Copy every line that holds "folder".

Data records:
§
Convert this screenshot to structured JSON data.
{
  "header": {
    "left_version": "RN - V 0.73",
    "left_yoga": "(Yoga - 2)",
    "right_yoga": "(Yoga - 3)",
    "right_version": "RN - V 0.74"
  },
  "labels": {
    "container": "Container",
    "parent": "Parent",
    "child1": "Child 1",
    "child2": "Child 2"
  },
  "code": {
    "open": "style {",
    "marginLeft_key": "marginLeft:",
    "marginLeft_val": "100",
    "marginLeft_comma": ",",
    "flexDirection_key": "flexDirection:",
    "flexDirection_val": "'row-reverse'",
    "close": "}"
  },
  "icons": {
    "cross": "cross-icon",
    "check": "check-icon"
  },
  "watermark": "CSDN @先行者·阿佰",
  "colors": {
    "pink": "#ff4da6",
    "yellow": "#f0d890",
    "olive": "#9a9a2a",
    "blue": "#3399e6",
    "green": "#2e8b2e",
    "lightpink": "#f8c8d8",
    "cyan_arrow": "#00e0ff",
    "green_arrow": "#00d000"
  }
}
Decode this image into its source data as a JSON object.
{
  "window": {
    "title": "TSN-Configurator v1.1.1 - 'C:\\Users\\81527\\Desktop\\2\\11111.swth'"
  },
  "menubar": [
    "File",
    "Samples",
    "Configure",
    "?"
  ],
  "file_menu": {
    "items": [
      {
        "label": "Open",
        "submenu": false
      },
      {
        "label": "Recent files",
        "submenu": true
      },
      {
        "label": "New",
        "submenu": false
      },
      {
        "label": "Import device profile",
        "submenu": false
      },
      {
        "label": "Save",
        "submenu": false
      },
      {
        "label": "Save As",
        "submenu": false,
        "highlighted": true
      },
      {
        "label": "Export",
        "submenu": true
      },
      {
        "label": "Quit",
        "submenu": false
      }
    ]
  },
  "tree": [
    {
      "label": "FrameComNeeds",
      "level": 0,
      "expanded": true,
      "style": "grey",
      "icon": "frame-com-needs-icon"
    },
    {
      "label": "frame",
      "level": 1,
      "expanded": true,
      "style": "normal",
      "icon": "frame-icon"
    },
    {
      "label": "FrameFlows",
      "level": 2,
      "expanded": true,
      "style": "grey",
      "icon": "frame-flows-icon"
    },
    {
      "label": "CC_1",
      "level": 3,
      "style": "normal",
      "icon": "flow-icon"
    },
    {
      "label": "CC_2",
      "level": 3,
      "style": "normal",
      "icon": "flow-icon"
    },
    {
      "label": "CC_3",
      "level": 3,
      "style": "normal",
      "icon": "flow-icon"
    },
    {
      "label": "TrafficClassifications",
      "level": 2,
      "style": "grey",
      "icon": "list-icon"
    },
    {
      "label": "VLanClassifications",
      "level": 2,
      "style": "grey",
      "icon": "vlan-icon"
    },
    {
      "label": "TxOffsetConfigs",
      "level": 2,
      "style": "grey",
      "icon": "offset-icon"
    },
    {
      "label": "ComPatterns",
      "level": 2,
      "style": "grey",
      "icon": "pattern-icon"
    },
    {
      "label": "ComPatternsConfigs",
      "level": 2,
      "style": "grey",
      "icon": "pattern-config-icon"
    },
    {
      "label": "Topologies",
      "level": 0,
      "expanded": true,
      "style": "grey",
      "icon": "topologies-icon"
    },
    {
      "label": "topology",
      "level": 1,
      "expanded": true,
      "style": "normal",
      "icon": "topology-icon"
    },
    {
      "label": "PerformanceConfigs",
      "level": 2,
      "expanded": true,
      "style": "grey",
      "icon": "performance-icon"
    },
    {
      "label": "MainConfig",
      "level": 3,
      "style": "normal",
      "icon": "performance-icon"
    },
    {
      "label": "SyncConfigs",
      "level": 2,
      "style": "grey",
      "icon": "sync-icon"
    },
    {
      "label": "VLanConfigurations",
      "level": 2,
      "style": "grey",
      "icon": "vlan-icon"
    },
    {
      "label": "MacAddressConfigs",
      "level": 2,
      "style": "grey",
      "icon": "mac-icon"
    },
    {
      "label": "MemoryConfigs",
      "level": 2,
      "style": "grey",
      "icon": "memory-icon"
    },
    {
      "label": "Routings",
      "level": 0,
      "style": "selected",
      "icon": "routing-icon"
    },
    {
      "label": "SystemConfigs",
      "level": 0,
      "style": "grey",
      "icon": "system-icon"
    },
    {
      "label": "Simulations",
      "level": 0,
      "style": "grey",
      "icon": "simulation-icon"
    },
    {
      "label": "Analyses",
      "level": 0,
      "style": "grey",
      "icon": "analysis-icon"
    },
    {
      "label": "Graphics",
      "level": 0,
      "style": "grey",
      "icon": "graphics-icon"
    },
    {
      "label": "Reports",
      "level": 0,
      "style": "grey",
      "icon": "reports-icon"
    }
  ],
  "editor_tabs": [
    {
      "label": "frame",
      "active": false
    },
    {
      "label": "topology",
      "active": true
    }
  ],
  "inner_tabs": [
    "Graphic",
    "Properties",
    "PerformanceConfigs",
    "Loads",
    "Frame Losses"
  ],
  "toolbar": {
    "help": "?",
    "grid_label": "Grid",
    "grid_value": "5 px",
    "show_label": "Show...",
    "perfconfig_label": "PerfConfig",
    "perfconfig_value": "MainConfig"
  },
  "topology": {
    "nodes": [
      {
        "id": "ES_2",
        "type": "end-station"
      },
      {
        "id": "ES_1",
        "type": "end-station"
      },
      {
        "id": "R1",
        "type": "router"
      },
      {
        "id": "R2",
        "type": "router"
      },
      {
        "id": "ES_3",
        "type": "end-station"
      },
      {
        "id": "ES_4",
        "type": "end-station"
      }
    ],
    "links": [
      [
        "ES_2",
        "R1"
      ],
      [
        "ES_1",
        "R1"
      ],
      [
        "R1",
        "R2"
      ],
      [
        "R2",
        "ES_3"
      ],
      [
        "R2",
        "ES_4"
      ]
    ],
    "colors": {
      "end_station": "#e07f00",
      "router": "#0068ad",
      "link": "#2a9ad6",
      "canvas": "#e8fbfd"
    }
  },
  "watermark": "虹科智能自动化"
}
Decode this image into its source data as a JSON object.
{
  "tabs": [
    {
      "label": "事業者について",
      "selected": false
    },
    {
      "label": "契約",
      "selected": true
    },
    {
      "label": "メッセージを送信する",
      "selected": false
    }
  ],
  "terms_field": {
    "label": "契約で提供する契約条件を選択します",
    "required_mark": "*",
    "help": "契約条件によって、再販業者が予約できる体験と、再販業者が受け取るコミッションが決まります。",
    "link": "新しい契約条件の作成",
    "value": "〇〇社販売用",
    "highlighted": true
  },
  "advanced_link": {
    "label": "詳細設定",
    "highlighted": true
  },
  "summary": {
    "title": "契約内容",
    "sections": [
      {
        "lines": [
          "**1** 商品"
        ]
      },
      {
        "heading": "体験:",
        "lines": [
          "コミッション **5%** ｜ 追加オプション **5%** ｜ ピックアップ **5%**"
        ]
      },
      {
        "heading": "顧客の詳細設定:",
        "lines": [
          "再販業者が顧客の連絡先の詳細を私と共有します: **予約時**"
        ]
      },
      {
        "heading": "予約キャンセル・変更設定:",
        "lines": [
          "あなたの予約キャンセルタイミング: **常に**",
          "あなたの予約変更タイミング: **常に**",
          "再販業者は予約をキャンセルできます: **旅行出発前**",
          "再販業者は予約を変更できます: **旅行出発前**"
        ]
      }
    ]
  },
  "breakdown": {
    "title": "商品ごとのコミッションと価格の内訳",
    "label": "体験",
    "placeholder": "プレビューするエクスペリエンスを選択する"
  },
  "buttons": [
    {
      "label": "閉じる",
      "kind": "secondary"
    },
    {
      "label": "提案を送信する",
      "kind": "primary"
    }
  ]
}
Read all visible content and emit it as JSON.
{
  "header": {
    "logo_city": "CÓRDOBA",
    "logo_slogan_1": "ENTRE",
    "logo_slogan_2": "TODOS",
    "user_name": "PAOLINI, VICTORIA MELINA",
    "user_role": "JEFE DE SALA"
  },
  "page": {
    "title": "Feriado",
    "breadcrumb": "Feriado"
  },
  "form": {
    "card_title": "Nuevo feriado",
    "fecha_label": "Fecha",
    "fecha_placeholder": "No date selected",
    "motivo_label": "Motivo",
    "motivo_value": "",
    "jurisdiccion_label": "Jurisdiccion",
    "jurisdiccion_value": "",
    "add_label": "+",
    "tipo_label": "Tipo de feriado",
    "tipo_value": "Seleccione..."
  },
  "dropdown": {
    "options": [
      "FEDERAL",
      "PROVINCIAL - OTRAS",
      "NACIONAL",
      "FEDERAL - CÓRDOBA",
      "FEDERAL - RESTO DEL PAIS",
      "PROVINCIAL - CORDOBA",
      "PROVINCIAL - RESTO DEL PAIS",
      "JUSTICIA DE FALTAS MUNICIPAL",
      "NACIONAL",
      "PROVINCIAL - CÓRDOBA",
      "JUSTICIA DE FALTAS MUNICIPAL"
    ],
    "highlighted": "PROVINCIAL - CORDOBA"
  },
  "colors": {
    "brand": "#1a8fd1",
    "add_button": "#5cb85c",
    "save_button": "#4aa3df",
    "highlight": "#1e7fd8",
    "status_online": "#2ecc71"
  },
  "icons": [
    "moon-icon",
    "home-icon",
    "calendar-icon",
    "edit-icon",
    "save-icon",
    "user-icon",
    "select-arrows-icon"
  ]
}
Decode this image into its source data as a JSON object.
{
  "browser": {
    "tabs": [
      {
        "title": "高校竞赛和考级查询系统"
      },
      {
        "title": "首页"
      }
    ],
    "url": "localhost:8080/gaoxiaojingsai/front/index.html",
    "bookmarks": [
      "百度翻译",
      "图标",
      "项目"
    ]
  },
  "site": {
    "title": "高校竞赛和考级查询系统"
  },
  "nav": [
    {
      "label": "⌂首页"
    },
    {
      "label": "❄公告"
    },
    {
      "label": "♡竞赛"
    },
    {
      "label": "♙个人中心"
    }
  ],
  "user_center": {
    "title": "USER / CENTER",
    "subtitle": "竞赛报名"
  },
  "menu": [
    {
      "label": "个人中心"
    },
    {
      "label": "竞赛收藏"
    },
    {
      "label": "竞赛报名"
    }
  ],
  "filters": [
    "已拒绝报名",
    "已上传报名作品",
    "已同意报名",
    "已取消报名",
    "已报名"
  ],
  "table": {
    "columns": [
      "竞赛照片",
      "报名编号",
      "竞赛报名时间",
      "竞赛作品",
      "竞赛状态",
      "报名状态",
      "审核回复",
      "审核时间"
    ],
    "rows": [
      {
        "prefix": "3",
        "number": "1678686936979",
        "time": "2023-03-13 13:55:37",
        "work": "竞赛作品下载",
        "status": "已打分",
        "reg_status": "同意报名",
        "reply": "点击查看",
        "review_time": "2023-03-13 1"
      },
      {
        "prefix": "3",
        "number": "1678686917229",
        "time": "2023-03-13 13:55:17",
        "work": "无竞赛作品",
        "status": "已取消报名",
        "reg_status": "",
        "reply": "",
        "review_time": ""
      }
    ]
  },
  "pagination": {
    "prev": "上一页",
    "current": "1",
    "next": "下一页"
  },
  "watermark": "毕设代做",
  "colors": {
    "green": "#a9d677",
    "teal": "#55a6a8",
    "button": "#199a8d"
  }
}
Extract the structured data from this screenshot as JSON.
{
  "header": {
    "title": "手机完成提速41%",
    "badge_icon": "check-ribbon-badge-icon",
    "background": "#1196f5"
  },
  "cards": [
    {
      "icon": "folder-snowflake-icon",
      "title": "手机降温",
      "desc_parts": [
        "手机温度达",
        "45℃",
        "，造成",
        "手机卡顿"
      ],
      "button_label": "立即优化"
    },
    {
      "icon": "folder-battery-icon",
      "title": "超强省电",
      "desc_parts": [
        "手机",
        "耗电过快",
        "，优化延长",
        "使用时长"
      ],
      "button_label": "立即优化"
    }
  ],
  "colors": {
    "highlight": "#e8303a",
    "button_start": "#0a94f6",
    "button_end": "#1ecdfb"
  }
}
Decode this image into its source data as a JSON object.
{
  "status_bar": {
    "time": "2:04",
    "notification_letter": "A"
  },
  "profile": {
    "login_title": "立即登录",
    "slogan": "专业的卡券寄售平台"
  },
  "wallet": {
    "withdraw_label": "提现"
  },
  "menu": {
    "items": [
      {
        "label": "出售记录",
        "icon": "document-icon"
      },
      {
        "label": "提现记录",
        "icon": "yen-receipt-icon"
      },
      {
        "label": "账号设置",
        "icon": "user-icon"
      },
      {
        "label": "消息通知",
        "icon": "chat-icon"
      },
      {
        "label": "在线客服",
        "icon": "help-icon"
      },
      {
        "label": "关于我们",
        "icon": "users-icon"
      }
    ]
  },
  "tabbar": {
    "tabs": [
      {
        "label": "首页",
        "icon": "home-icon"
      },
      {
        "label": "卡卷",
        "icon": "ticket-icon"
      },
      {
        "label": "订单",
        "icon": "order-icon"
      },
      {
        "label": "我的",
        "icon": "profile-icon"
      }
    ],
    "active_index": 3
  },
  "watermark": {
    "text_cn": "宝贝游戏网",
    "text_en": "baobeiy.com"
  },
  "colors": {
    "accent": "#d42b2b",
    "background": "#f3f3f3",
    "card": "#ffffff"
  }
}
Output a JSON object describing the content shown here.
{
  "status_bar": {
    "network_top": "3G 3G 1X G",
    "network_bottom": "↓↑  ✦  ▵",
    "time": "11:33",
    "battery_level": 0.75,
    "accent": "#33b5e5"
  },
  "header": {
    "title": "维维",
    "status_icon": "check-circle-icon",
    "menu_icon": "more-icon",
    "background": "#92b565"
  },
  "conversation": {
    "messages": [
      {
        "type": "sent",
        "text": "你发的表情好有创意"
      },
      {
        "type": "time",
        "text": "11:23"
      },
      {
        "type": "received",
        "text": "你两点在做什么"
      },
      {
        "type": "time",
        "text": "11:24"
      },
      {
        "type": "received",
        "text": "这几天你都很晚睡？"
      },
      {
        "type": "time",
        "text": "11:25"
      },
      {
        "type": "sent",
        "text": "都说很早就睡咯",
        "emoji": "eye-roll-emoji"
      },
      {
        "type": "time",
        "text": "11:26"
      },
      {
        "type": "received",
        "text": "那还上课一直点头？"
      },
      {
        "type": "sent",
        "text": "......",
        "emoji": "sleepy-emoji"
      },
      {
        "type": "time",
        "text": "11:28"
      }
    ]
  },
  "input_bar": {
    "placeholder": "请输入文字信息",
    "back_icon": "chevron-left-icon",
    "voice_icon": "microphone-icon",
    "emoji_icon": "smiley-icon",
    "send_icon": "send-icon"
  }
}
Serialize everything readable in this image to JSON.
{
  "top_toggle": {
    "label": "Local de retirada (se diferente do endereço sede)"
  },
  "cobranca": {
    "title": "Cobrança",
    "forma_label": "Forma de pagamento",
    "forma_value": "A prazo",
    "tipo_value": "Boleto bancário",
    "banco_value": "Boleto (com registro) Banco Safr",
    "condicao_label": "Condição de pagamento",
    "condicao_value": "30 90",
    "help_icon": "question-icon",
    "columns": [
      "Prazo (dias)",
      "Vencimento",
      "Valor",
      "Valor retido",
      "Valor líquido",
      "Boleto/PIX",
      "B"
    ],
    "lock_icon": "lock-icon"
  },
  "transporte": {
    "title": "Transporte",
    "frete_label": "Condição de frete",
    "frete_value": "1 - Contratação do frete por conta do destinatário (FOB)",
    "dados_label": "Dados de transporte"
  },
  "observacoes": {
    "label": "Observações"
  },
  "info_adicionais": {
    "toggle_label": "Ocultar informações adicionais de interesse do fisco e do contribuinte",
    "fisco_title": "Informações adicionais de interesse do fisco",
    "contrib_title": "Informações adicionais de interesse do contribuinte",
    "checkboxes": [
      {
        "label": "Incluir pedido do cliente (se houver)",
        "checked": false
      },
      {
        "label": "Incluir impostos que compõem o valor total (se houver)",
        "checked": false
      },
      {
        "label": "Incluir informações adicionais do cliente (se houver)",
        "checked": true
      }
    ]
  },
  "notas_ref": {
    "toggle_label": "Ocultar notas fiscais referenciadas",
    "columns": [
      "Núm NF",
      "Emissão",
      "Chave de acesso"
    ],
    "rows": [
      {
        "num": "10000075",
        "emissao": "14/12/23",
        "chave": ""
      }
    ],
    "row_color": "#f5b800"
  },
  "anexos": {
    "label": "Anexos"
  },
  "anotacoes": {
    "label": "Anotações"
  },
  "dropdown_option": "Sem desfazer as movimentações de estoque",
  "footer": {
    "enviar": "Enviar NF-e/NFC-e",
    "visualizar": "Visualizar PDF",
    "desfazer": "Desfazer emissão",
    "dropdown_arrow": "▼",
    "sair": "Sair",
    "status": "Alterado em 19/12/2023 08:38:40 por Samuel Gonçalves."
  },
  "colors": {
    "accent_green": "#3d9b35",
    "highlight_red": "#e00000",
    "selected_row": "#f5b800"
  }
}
§
[COMPLETE OUTPUT]
      "icon": "folder-snowflake-icon",
      "icon": "folder-battery-icon",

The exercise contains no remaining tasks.